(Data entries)
· · ·
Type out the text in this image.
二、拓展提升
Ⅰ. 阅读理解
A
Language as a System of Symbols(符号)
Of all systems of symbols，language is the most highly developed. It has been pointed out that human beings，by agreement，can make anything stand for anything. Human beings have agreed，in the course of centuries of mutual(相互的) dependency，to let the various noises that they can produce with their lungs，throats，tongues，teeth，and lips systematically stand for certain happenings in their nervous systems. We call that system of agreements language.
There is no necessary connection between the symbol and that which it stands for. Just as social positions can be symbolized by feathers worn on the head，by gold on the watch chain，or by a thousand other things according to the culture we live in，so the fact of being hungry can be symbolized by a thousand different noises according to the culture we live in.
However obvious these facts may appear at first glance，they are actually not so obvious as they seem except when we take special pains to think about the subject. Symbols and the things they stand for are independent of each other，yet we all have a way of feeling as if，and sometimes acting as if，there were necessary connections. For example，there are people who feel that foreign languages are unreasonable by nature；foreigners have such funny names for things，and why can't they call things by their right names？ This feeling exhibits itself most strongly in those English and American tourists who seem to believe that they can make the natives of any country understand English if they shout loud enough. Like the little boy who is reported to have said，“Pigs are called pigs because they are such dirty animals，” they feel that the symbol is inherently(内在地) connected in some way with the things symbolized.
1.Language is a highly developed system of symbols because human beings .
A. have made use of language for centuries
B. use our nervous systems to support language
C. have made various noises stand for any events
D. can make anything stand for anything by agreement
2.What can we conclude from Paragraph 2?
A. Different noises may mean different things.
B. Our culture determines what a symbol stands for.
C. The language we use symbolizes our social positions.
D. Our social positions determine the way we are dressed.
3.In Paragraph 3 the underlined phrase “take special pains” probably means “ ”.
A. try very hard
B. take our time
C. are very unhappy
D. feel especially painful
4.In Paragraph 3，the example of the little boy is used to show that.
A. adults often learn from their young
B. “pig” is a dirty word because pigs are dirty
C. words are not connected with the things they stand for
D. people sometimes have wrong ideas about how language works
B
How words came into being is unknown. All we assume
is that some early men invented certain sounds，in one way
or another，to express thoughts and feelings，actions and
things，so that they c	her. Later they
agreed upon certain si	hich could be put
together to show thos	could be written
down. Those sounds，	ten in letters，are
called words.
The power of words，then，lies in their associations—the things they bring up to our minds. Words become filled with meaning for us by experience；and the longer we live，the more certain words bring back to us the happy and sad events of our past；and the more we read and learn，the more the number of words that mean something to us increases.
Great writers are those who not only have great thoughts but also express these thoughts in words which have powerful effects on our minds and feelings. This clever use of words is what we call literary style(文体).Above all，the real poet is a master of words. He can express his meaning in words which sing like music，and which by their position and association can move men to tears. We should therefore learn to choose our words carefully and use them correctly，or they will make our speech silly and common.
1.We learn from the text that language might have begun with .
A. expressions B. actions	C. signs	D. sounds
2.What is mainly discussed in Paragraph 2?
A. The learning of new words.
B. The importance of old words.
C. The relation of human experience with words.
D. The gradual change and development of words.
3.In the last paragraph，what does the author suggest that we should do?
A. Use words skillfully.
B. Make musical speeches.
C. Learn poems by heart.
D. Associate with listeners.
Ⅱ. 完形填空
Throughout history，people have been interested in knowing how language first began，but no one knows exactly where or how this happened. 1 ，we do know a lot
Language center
· · ·
Set problem:
All of the data shown above must be copied exactly.

Result of the task:
Type out the text in this image.
二、拓展提升
Ⅰ. 阅读理解
A
Language as a System of Symbols(符号)
Of all systems of symbols，language is the most highly developed. It has been pointed out that human beings，by agreement，can make anything stand for anything. Human beings have agreed，in the course of centuries of mutual(相互的) dependency，to let the various noises that they can produce with their lungs，throats，tongues，teeth，and lips systematically stand for certain happenings in their nervous systems. We call that system of agreements language.
There is no necessary connection between the symbol and that which it stands for. Just as social positions can be symbolized by feathers worn on the head，by gold on the watch chain，or by a thousand other things according to the culture we live in，so the fact of being hungry can be symbolized by a thousand different noises according to the culture we live in.
However obvious these facts may appear at first glance，they are actually not so obvious as they seem except when we take special pains to think about the subject. Symbols and the things they stand for are independent of each other，yet we all have a way of feeling as if，and sometimes acting as if，there were necessary connections. For example，there are people who feel that foreign languages are unreasonable by nature；foreigners have such funny names for things，and why can't they call things by their right names？ This feeling exhibits itself most strongly in those English and American tourists who seem to believe that they can make the natives of any country understand English if they shout loud enough. Like the little boy who is reported to have said，“Pigs are called pigs because they are such dirty animals，” they feel that the symbol is inherently(内在地) connected in some way with the things symbolized.
1.Language is a highly developed system of symbols because human beings .
A. have made use of language for centuries
B. use our nervous systems to support language
C. have made various noises stand for any events
D. can make anything stand for anything by agreement
2.What can we conclude from Paragraph 2?
A. Different noises may mean different things.
B. Our culture determines what a symbol stands for.
C. The language we use symbolizes our social positions.
D. Our social positions determine the way we are dressed.
3.In Paragraph 3 the underlined phrase “take special pains” probably means “ ”.
A. try very hard
B. take our time
C. are very unhappy
D. feel especially painful
4.In Paragraph 3，the example of the little boy is used to show that.
A. adults often learn from their young
B. “pig” is a dirty word because pigs are dirty
C. words are not connected with the things they stand for
D. people sometimes have wrong ideas about how language works
B
How words came into being is unknown. All we assume
is that some early men invented certain sounds，in one way
or another，to express thoughts and feelings，actions and
things，so that they c	her. Later they
agreed upon certain si	hich could be put
together to show thos	could be written
down. Those sounds，	ten in letters，are
called words.
The power of words，then，lies in their associations—the things they bring up to our minds. Words become filled with meaning for us by experience；and the longer we live，the more certain words bring back to us the happy and sad events of our past；and the more we read and learn，the more the number of words that mean something to us increases.
Great writers are those who not only have great thoughts but also express these thoughts in words which have powerful effects on our minds and feelings. This clever use of words is what we call literary style(文体).Above all，the real poet is a master of words. He can express his meaning in words which sing like music，and which by their position and association can move men to tears. We should therefore learn to choose our words carefully and use them correctly，or they will make our speech silly and common.
1.We learn from the text that language might have begun with .
A. expressions B. actions	C. signs	D. sounds
2.What is mainly discussed in Paragraph 2?
A. The learning of new words.
B. The importance of old words.
C. The relation of human experience with words.
D. The gradual change and development of words.
3.In the last paragraph，what does the author suggest that we should do?
A. Use words skillfully.
B. Make musical speeches.
C. Learn poems by heart.
D. Associate with listeners.
Ⅱ. 完形填空
Throughout history，people have been interested in knowing how language first began，but no one knows exactly where or how this happened. 1 ，we do know a lot
Language center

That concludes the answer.